- DESCRIPTION OF THE TASK
Quote the records that follow in full and exactly; leave out the pictures.

- INPUT DATA
START

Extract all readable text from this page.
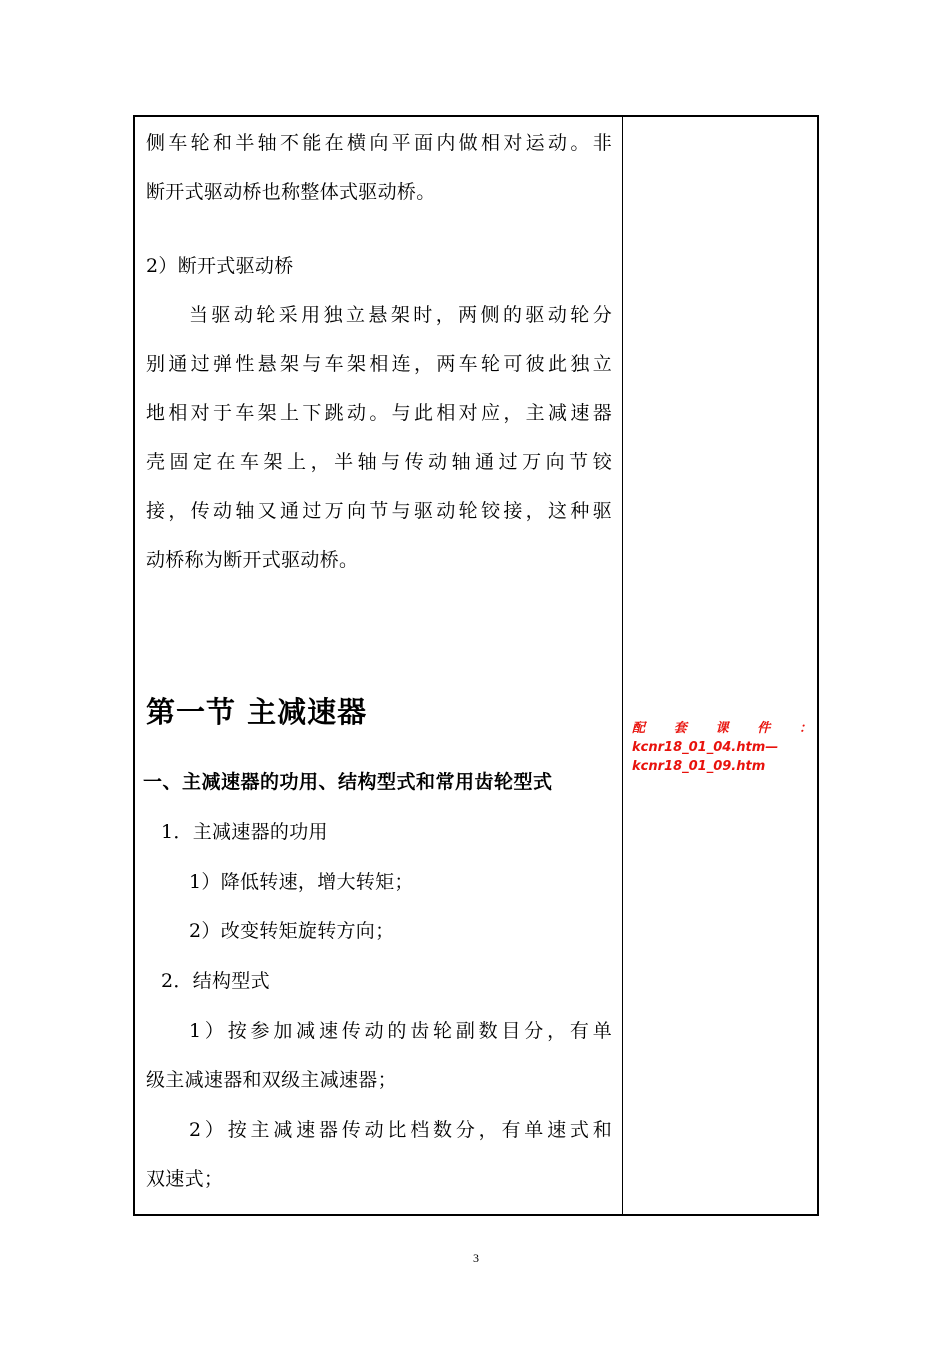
侧车轮和半轴不能在横向平面内做相对运动。非
断开式驱动桥也称整体式驱动桥。
2）断开式驱动桥
当驱动轮采用独立悬架时，两侧的驱动轮分
别通过弹性悬架与车架相连，两车轮可彼此独立
地相对于车架上下跳动。与此相对应，主减速器
壳固定在车架上，半轴与传动轴通过万向节铰
接，传动轴又通过万向节与驱动轮铰接，这种驱
动桥称为断开式驱动桥。
第一节 主减速器
一、主减速器的功用、结构型式和常用齿轮型式
1．主减速器的功用
1）降低转速，增大转矩；
2）改变转矩旋转方向；
2．结构型式
1）按参加减速传动的齿轮副数目分，有单
级主减速器和双级主减速器；
2）按主减速器传动比档数分，有单速式和
双速式；
配 套 课 件 ：
kcnr18_01_04.htm—
kcnr18_01_09.htm
3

END

- THE REPLY
Extract all readable text from this page.
侧车轮和半轴不能在横向平面内做相对运动。非
断开式驱动桥也称整体式驱动桥。
2）断开式驱动桥
当驱动轮采用独立悬架时，两侧的驱动轮分
别通过弹性悬架与车架相连，两车轮可彼此独立
地相对于车架上下跳动。与此相对应，主减速器
壳固定在车架上，半轴与传动轴通过万向节铰
接，传动轴又通过万向节与驱动轮铰接，这种驱
动桥称为断开式驱动桥。
第一节 主减速器
一、主减速器的功用、结构型式和常用齿轮型式
1．主减速器的功用
1）降低转速，增大转矩；
2）改变转矩旋转方向；
2．结构型式
1）按参加减速传动的齿轮副数目分，有单
级主减速器和双级主减速器；
2）按主减速器传动比档数分，有单速式和
双速式；
配 套 课 件 ：
kcnr18_01_04.htm—
kcnr18_01_09.htm
3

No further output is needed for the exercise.